Which lines hold the word "name"? Show each of them.

◆ ◆ ◆

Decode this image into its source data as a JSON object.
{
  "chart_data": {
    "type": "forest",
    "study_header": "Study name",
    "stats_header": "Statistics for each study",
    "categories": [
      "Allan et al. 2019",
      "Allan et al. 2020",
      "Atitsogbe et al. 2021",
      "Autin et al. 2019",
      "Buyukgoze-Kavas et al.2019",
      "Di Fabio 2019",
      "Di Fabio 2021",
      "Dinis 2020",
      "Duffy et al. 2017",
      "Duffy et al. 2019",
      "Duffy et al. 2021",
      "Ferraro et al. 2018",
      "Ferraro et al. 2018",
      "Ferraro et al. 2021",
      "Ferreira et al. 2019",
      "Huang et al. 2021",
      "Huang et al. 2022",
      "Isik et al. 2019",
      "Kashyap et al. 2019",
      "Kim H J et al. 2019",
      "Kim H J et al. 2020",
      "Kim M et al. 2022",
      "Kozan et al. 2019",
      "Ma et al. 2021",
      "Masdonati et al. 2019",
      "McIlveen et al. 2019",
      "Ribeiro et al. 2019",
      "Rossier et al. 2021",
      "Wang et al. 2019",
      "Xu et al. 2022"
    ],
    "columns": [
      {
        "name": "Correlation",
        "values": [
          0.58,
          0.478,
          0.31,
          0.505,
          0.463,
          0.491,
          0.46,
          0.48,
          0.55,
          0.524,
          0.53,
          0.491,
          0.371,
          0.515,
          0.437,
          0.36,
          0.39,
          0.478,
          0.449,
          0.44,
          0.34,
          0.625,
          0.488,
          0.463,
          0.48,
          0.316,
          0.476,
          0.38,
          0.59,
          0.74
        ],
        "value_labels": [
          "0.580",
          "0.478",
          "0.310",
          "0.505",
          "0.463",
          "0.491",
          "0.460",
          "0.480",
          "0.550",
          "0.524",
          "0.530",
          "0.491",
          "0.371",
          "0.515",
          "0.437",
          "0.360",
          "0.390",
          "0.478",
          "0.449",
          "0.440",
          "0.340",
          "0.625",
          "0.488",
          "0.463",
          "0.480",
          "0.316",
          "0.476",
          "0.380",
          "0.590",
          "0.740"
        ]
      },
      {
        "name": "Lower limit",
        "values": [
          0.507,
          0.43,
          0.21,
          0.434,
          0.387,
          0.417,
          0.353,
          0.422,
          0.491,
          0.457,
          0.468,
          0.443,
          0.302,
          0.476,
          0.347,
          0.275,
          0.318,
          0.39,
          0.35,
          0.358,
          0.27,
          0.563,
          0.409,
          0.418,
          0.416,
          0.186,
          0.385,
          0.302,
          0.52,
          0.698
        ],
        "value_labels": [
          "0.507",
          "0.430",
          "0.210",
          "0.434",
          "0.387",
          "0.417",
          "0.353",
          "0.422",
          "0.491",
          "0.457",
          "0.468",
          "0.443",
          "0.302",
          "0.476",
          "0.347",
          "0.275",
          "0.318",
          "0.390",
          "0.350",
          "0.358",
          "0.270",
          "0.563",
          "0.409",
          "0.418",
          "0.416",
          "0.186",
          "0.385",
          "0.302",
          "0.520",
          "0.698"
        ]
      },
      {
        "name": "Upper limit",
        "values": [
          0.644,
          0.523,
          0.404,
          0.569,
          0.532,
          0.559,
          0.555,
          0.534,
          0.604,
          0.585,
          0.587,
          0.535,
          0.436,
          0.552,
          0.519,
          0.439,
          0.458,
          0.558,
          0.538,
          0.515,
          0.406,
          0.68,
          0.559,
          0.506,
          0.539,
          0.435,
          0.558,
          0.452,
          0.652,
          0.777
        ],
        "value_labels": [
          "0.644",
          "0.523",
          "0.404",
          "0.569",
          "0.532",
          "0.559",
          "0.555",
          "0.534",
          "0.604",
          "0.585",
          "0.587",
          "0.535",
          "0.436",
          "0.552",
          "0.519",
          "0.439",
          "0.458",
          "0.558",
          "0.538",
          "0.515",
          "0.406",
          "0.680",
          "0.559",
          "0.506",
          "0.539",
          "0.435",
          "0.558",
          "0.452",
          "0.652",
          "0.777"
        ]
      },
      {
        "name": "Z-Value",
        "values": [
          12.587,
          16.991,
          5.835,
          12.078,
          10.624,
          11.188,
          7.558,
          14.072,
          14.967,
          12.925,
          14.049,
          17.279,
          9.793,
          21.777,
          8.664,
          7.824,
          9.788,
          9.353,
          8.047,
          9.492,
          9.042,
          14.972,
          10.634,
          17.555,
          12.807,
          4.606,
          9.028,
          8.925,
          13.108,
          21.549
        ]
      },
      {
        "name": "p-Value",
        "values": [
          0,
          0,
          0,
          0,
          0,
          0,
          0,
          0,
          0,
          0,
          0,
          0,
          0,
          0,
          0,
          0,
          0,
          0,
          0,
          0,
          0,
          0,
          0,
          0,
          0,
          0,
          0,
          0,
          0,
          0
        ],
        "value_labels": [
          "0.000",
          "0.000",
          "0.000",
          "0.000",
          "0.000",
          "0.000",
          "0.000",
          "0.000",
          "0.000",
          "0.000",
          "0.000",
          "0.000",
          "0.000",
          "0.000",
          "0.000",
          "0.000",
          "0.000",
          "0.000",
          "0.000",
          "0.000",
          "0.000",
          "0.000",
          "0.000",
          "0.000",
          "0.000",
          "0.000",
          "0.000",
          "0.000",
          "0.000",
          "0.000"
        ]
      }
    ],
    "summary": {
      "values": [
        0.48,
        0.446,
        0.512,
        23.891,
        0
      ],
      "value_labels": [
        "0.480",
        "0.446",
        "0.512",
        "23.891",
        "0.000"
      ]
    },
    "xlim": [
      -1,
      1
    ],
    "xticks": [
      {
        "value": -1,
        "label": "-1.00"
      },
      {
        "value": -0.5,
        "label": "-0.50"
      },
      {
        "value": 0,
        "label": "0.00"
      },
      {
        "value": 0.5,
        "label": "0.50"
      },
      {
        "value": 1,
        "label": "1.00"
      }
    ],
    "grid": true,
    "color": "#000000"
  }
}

◆ ◆ ◆

RESPONSE TO THIS TASK:
    "study_header": "Study name",
        "name": "Correlation",
        "name": "Lower limit",
        "name": "Upper limit",
        "name": "Z-Value",
        "name": "p-Value",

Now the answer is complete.